**Task brief**: Collect all lines below with the string "text".

**Records for the task**:
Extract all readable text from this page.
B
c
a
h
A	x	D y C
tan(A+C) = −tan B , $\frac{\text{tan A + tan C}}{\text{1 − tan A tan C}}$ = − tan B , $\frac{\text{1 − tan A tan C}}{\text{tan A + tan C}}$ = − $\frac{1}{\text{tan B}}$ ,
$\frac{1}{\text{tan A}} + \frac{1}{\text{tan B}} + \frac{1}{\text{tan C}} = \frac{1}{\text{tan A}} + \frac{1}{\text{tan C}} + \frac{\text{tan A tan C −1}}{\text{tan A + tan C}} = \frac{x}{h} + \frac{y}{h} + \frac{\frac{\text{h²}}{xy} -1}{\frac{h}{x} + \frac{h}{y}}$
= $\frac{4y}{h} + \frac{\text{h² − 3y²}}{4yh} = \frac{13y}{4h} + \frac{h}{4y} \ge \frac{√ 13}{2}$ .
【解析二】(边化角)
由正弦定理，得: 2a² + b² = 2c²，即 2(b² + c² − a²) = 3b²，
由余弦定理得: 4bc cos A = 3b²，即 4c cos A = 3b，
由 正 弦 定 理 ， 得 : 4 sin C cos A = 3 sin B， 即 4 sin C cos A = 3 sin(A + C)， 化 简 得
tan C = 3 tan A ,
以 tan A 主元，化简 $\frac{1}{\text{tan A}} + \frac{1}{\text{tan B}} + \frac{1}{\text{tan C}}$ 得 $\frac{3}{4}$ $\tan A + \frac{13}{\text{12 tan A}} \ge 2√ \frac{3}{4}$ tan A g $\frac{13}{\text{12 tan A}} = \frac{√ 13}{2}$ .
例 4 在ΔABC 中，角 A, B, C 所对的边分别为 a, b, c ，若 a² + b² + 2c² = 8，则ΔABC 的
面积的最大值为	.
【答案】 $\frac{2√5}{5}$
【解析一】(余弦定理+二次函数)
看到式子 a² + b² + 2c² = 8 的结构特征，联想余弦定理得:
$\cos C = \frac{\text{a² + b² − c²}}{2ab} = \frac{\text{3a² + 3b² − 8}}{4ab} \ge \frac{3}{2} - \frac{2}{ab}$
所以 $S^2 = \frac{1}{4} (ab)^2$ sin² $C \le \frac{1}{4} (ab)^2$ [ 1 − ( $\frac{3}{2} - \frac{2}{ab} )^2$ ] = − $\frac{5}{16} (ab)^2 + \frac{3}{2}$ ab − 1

**Result of this task**:
Extract all readable text from this page.
tan(A+C) = −tan B , $\frac{\text{tan A + tan C}}{\text{1 − tan A tan C}}$ = − tan B , $\frac{\text{1 − tan A tan C}}{\text{tan A + tan C}}$ = − $\frac{1}{\text{tan B}}$ ,
$\frac{1}{\text{tan A}} + \frac{1}{\text{tan B}} + \frac{1}{\text{tan C}} = \frac{1}{\text{tan A}} + \frac{1}{\text{tan C}} + \frac{\text{tan A tan C −1}}{\text{tan A + tan C}} = \frac{x}{h} + \frac{y}{h} + \frac{\frac{\text{h²}}{xy} -1}{\frac{h}{x} + \frac{h}{y}}$
= $\frac{4y}{h} + \frac{\text{h² − 3y²}}{4yh} = \frac{13y}{4h} + \frac{h}{4y} \ge \frac{√ 13}{2}$ .
以 tan A 主元，化简 $\frac{1}{\text{tan A}} + \frac{1}{\text{tan B}} + \frac{1}{\text{tan C}}$ 得 $\frac{3}{4}$ $\tan A + \frac{13}{\text{12 tan A}} \ge 2√ \frac{3}{4}$ tan A g $\frac{13}{\text{12 tan A}} = \frac{√ 13}{2}$ .
$\cos C = \frac{\text{a² + b² − c²}}{2ab} = \frac{\text{3a² + 3b² − 8}}{4ab} \ge \frac{3}{2} - \frac{2}{ab}$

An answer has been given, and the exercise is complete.